Data entries:
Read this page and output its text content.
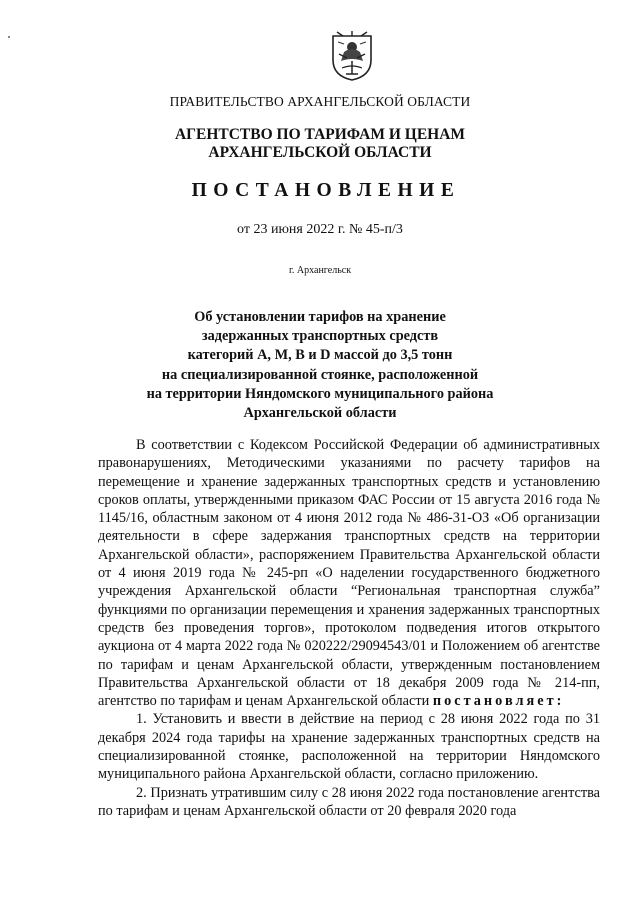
ПРАВИТЕЛЬСТВО АРХАНГЕЛЬСКОЙ ОБЛАСТИ
АГЕНТСТВО ПО ТАРИФАМ И ЦЕНАМ
АРХАНГЕЛЬСКОЙ ОБЛАСТИ
ПОСТАНОВЛЕНИЕ
от 23 июня 2022 г. № 45-п/3
г. Архангельск
Об установлении тарифов на хранение
задержанных транспортных средств
категорий A, M, B и D массой до 3,5 тонн
на специализированной стоянке, расположенной
на территории Няндомского муниципального района
Архангельской области

В соответствии с Кодексом Российской Федерации об административных правонарушениях, Методическими указаниями по расчету тарифов на перемещение и хранение задержанных транспортных средств и установлению сроков оплаты, утвержденными приказом ФАС России от 15 августа 2016 года № 1145/16, областным законом от 4 июня 2012 года № 486-31-ОЗ «Об организации деятельности в сфере задержания транспортных средств на территории Архангельской области», распоряжением Правительства Архангельской области от 4 июня 2019 года № 245-рп «О наделении государственного бюджетного учреждения Архангельской области “Региональная транспортная служба” функциями по организации перемещения и хранения задержанных транспортных средств без проведения торгов», протоколом подведения итогов открытого аукциона от 4 марта 2022 года № 020222/29094543/01 и Положением об агентстве по тарифам и ценам Архангельской области, утвержденным постановлением Правительства Архангельской области от 18 декабря 2009 года № 214-пп, агентство по тарифам и ценам Архангельской области постановляет:

1. Установить и ввести в действие на период с 28 июня 2022 года по 31 декабря 2024 года тарифы на хранение задержанных транспортных средств на специализированной стоянке, расположенной на территории Няндомского муниципального района Архангельской области, согласно приложению.

2. Признать утратившим силу с 28 июня 2022 года постановление агентства по тарифам и ценам Архангельской области от 20 февраля 2020 года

Required work: Output, exactly, all the records above; include no pictures.

Full solution:
Read this page and output its text content.
ПРАВИТЕЛЬСТВО АРХАНГЕЛЬСКОЙ ОБЛАСТИ
АГЕНТСТВО ПО ТАРИФАМ И ЦЕНАМ
АРХАНГЕЛЬСКОЙ ОБЛАСТИ
ПОСТАНОВЛЕНИЕ
от 23 июня 2022 г. № 45-п/3
г. Архангельск
Об установлении тарифов на хранение
задержанных транспортных средств
категорий A, M, B и D массой до 3,5 тонн
на специализированной стоянке, расположенной
на территории Няндомского муниципального района
Архангельской области

В соответствии с Кодексом Российской Федерации об административных правонарушениях, Методическими указаниями по расчету тарифов на перемещение и хранение задержанных транспортных средств и установлению сроков оплаты, утвержденными приказом ФАС России от 15 августа 2016 года № 1145/16, областным законом от 4 июня 2012 года № 486-31-ОЗ «Об организации деятельности в сфере задержания транспортных средств на территории Архангельской области», распоряжением Правительства Архангельской области от 4 июня 2019 года № 245-рп «О наделении государственного бюджетного учреждения Архангельской области “Региональная транспортная служба” функциями по организации перемещения и хранения задержанных транспортных средств без проведения торгов», протоколом подведения итогов открытого аукциона от 4 марта 2022 года № 020222/29094543/01 и Положением об агентстве по тарифам и ценам Архангельской области, утвержденным постановлением Правительства Архангельской области от 18 декабря 2009 года № 214-пп, агентство по тарифам и ценам Архангельской области постановляет:

1. Установить и ввести в действие на период с 28 июня 2022 года по 31 декабря 2024 года тарифы на хранение задержанных транспортных средств на специализированной стоянке, расположенной на территории Няндомского муниципального района Архангельской области, согласно приложению.

2. Признать утратившим силу с 28 июня 2022 года постановление агентства по тарифам и ценам Архангельской области от 20 февраля 2020 года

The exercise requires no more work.